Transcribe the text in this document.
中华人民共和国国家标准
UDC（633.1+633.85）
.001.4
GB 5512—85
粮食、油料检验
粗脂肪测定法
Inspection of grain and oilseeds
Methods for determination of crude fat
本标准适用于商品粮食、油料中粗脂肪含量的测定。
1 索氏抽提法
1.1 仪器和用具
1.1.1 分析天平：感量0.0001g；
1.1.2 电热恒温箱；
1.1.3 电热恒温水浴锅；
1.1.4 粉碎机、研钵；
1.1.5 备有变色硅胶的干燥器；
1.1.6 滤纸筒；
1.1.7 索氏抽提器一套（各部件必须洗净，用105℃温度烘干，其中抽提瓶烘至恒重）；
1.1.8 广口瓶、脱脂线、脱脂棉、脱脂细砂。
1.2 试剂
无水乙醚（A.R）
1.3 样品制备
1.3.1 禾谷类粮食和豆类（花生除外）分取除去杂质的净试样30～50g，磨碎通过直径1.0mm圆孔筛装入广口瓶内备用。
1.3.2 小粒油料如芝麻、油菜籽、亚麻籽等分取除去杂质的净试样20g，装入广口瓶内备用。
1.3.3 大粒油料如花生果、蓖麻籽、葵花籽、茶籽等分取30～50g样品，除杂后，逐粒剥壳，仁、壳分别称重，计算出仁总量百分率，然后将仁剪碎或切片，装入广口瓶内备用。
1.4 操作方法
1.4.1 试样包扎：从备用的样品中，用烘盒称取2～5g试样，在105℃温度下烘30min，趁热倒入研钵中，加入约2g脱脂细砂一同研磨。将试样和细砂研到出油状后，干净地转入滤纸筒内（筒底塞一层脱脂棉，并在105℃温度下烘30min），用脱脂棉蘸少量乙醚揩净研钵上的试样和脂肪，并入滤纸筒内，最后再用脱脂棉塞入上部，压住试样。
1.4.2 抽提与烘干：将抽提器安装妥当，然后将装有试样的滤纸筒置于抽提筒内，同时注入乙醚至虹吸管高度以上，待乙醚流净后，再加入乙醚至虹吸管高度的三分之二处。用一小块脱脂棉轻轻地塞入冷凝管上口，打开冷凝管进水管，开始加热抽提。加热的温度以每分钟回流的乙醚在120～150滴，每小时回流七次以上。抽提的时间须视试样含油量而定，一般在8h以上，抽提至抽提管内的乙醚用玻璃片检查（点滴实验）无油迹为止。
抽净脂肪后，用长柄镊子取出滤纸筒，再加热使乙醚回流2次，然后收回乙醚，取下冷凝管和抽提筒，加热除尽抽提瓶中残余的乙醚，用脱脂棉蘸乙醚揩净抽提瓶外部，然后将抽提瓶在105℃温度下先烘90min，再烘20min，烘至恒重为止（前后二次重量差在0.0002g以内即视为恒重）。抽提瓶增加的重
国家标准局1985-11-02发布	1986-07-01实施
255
━━━
(What the task requires):
Go through the data and return every record exactly.

(Written solution):
Transcribe the text in this document.
中华人民共和国国家标准
UDC（633.1+633.85）
.001.4
GB 5512—85
粮食、油料检验
粗脂肪测定法
Inspection of grain and oilseeds
Methods for determination of crude fat
本标准适用于商品粮食、油料中粗脂肪含量的测定。
1 索氏抽提法
1.1 仪器和用具
1.1.1 分析天平：感量0.0001g；
1.1.2 电热恒温箱；
1.1.3 电热恒温水浴锅；
1.1.4 粉碎机、研钵；
1.1.5 备有变色硅胶的干燥器；
1.1.6 滤纸筒；
1.1.7 索氏抽提器一套（各部件必须洗净，用105℃温度烘干，其中抽提瓶烘至恒重）；
1.1.8 广口瓶、脱脂线、脱脂棉、脱脂细砂。
1.2 试剂
无水乙醚（A.R）
1.3 样品制备
1.3.1 禾谷类粮食和豆类（花生除外）分取除去杂质的净试样30～50g，磨碎通过直径1.0mm圆孔筛装入广口瓶内备用。
1.3.2 小粒油料如芝麻、油菜籽、亚麻籽等分取除去杂质的净试样20g，装入广口瓶内备用。
1.3.3 大粒油料如花生果、蓖麻籽、葵花籽、茶籽等分取30～50g样品，除杂后，逐粒剥壳，仁、壳分别称重，计算出仁总量百分率，然后将仁剪碎或切片，装入广口瓶内备用。
1.4 操作方法
1.4.1 试样包扎：从备用的样品中，用烘盒称取2～5g试样，在105℃温度下烘30min，趁热倒入研钵中，加入约2g脱脂细砂一同研磨。将试样和细砂研到出油状后，干净地转入滤纸筒内（筒底塞一层脱脂棉，并在105℃温度下烘30min），用脱脂棉蘸少量乙醚揩净研钵上的试样和脂肪，并入滤纸筒内，最后再用脱脂棉塞入上部，压住试样。
1.4.2 抽提与烘干：将抽提器安装妥当，然后将装有试样的滤纸筒置于抽提筒内，同时注入乙醚至虹吸管高度以上，待乙醚流净后，再加入乙醚至虹吸管高度的三分之二处。用一小块脱脂棉轻轻地塞入冷凝管上口，打开冷凝管进水管，开始加热抽提。加热的温度以每分钟回流的乙醚在120～150滴，每小时回流七次以上。抽提的时间须视试样含油量而定，一般在8h以上，抽提至抽提管内的乙醚用玻璃片检查（点滴实验）无油迹为止。
抽净脂肪后，用长柄镊子取出滤纸筒，再加热使乙醚回流2次，然后收回乙醚，取下冷凝管和抽提筒，加热除尽抽提瓶中残余的乙醚，用脱脂棉蘸乙醚揩净抽提瓶外部，然后将抽提瓶在105℃温度下先烘90min，再烘20min，烘至恒重为止（前后二次重量差在0.0002g以内即视为恒重）。抽提瓶增加的重
国家标准局1985-11-02发布	1986-07-01实施
255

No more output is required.